Task directions: Below is a block of records: output all of them exactly and leave out the pictures.

Extracted records
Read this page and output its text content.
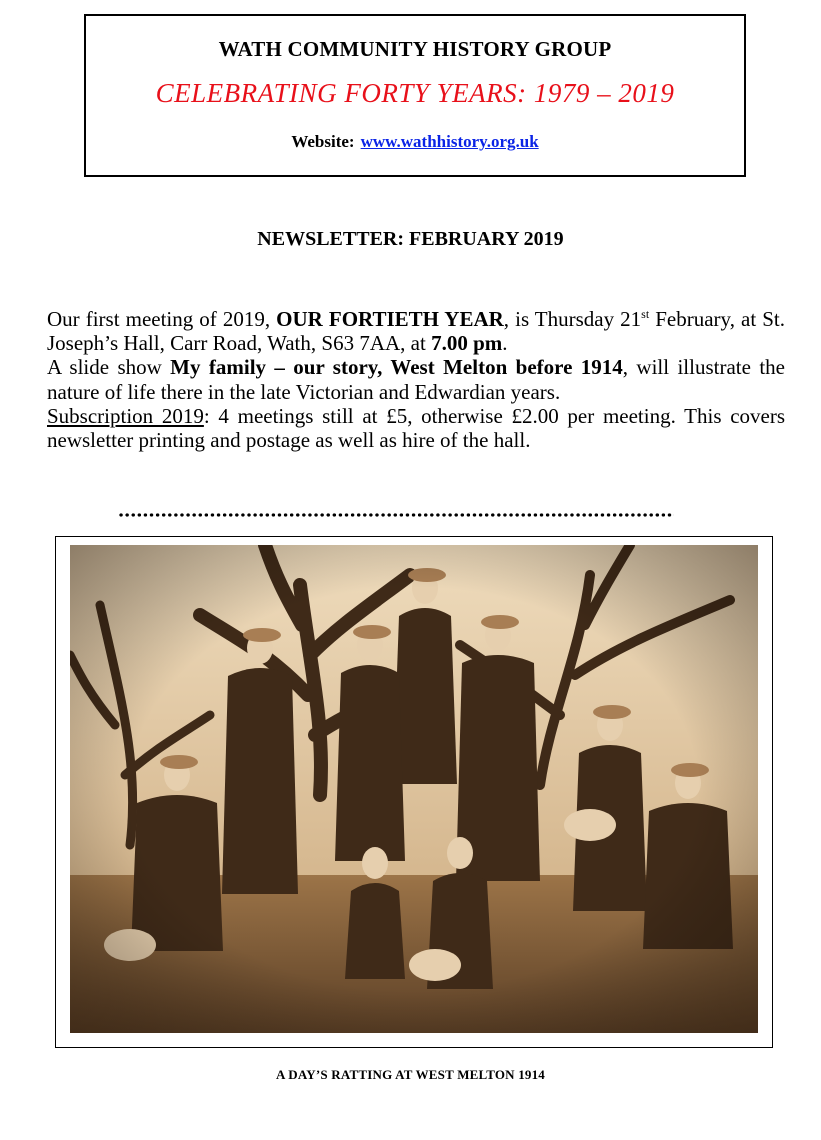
WATH COMMUNITY HISTORY GROUP
CELEBRATING FORTY YEARS: 1979 – 2019
Website: www.wathhistory.org.uk
NEWSLETTER: FEBRUARY 2019

Our first meeting of 2019, OUR FORTIETH YEAR, is Thursday 21st February, at St. Joseph’s Hall, Carr Road, Wath, S63 7AA, at 7.00 pm.

A slide show My family – our story, West Melton before 1914, will illustrate the nature of life there in the late Victorian and Edwardian years.

Subscription 2019: 4 meetings still at £5, otherwise £2.00 per meeting. This covers newsletter printing and postage as well as hire of the hall.

A DAY’S RATTING AT WEST MELTON 1914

Full response:
Read this page and output its text content.
WATH COMMUNITY HISTORY GROUP
CELEBRATING FORTY YEARS: 1979 – 2019
Website: www.wathhistory.org.uk
NEWSLETTER: FEBRUARY 2019

Our first meeting of 2019, OUR FORTIETH YEAR, is Thursday 21st February, at St. Joseph’s Hall, Carr Road, Wath, S63 7AA, at 7.00 pm.

A slide show My family – our story, West Melton before 1914, will illustrate the nature of life there in the late Victorian and Edwardian years.

Subscription 2019: 4 meetings still at £5, otherwise £2.00 per meeting. This covers newsletter printing and postage as well as hire of the hall.

A DAY’S RATTING AT WEST MELTON 1914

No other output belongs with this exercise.